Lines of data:

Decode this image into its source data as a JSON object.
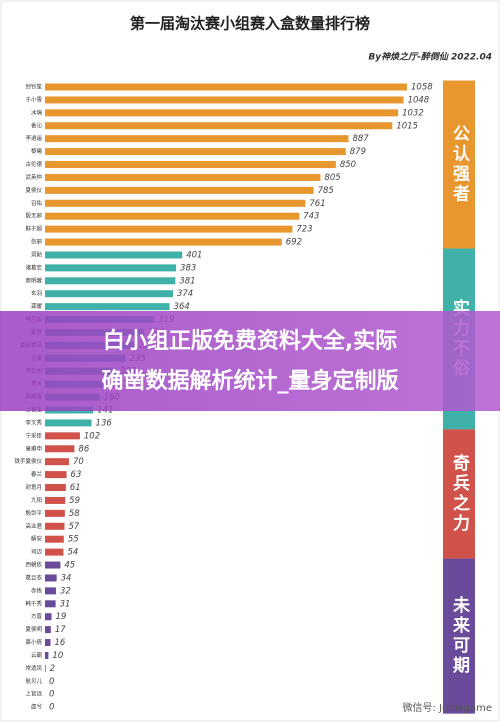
{
  "chart_data": {
    "type": "bar",
    "orientation": "horizontal",
    "title": "第一届淘汰赛小组赛入盒数量排行榜",
    "subtitle": "By神焕之厅-醉倒仙 2022.04",
    "groups": [
      {
        "name": "公认强者",
        "color": "#e8962e",
        "categories": [
          "封铃笙",
          "于小雪",
          "冰璃",
          "香沁",
          "李逍遥",
          "黎曦",
          "古伦德",
          "武英仲",
          "夏侯仪",
          "召佑",
          "殷无邪",
          "鲜于超",
          "剑邪"
        ],
        "values": [
          1058,
          1048,
          1032,
          1015,
          887,
          879,
          850,
          805,
          785,
          761,
          743,
          723,
          692
        ]
      },
      {
        "name": "实力不俗",
        "color": "#3fb1a8",
        "categories": [
          "洞助",
          "诸葛宏",
          "燕明蓉",
          "玄羽",
          "龚暖",
          "林月如",
          "紫萱",
          "慕容紫英",
          "龙葵",
          "李忆如",
          "景天",
          "风晴雪",
          "上官玉",
          "李文秀"
        ],
        "values": [
          401,
          383,
          381,
          374,
          364,
          319,
          290,
          262,
          235,
          208,
          180,
          160,
          141,
          136
        ]
      },
      {
        "name": "奇兵之力",
        "color": "#d0524a",
        "categories": [
          "宁采臣",
          "皇甫申",
          "铁手夏侯仪",
          "春兰",
          "封意月",
          "九阳",
          "殷剑平",
          "高业君",
          "解安",
          "司迈"
        ],
        "values": [
          102,
          86,
          70,
          63,
          61,
          59,
          58,
          57,
          55,
          54
        ]
      },
      {
        "name": "未来可期",
        "color": "#6a4a9a",
        "categories": [
          "西朝依",
          "葛云衣",
          "赤练",
          "韩千秀",
          "方晋",
          "夏侯明",
          "慕小倩",
          "云霸",
          "常遗凤",
          "航贝儿",
          "上官远",
          "虚兮"
        ],
        "values": [
          45,
          34,
          32,
          31,
          19,
          17,
          16,
          10,
          2,
          0,
          0,
          0
        ]
      }
    ]
  },
  "banner": {
    "lines": [
      "白小组正版免费资料大全,实际",
      "确凿数据解析统计_量身定制版"
    ]
  },
  "watermark": "微信号: Junlegame"
}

Set problem: Answer only with how many lines in the records include "color".

The output: 4